## ENTRIES SUPPLIED
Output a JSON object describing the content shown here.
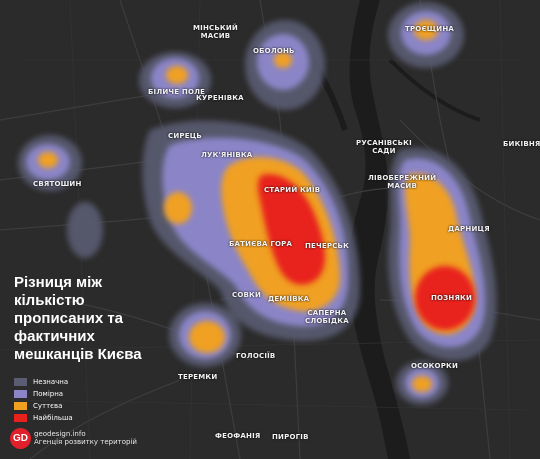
{
  "title": "Різниця між\nкількістю\nпрописаних та\nфактичних\nмешканців Києва",
  "legend": [
    {
      "label": "Незначна",
      "color": "#5a5c72"
    },
    {
      "label": "Помірна",
      "color": "#8b85c8"
    },
    {
      "label": "Суттєва",
      "color": "#f0a020"
    },
    {
      "label": "Найбільша",
      "color": "#e8201e"
    }
  ],
  "credit": {
    "logo": "GD",
    "site": "geodesign.info",
    "org": "Агенція розвитку територій"
  },
  "districts": {
    "troieshchyna": "ТРОЄЩИНА",
    "minskyi_masyv": "МІНСЬКИЙ\nМАСИВ",
    "obolon": "ОБОЛОНЬ",
    "bilychi_pole": "БІЛИЧЕ ПОЛЕ",
    "kurenivka": "КУРЕНІВКА",
    "syrets": "СИРЕЦЬ",
    "lukianivka": "ЛУК'ЯНІВКА",
    "sviatoshyn": "СВЯТОШИН",
    "rusanivski_sady": "РУСАНІВСЬКІ\nСАДИ",
    "bykivnia": "БИКІВНЯ",
    "livoberezhnyi_masyv": "ЛІВОБЕРЕЖНИЙ\nМАСИВ",
    "staryi_kyiv": "СТАРИЙ КИЇВ",
    "darnytsia": "ДАРНИЦЯ",
    "batyieva_hora": "БАТИЄВА ГОРА",
    "pechersk": "ПЕЧЕРСЬК",
    "pozniaky": "ПОЗНЯКИ",
    "sovky": "СОВКИ",
    "demiivka": "ДЕМІЇВКА",
    "saperna_slobidka": "САПЕРНА\nСЛОБІДКА",
    "holosiiv": "ГОЛОСІЇВ",
    "osokorky": "ОСОКОРКИ",
    "teremky": "ТЕРЕМКИ",
    "feofaniia": "ФЕОФАНІЯ",
    "pyrohiv": "ПИРОГІВ"
  }
}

## EXERCISE PROMPT
Filter the listing for the word "label" and copy every line that holds it.

## THE RESULT
      "label": "Незначна",
      "label": "Помірна",
      "label": "Суттєва",
      "label": "Найбільша",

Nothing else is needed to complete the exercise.